* _Exercise requirements_
Collect each line containing "color".

* _Information provided_
------------------------------------
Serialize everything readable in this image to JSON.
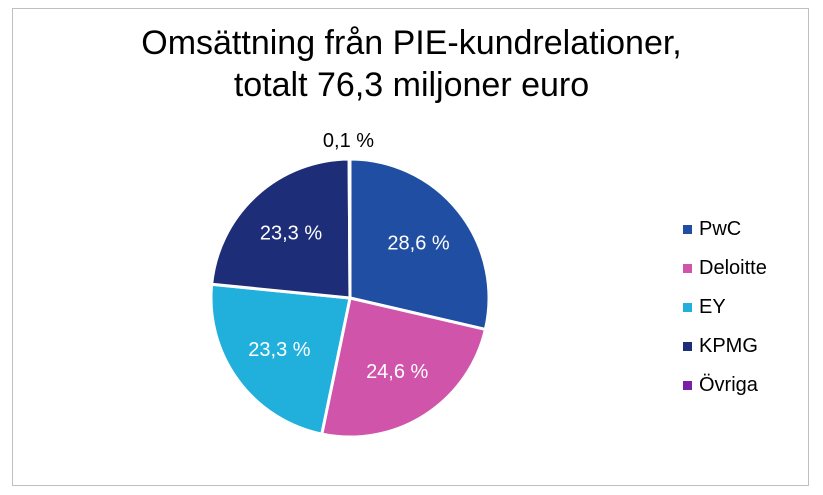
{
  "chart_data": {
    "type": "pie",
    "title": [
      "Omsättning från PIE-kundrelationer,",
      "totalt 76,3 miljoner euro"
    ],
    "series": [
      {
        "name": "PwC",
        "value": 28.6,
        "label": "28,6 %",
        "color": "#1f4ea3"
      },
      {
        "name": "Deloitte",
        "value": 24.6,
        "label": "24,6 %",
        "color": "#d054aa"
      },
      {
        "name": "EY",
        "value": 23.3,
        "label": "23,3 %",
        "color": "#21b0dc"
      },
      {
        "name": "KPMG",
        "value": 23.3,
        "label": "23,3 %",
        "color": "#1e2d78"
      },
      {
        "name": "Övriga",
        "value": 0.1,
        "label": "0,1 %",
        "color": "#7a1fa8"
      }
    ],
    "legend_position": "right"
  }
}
------------------------------------
* _Complete response_
        "color": "#1f4ea3"
        "color": "#d054aa"
        "color": "#21b0dc"
        "color": "#1e2d78"
        "color": "#7a1fa8"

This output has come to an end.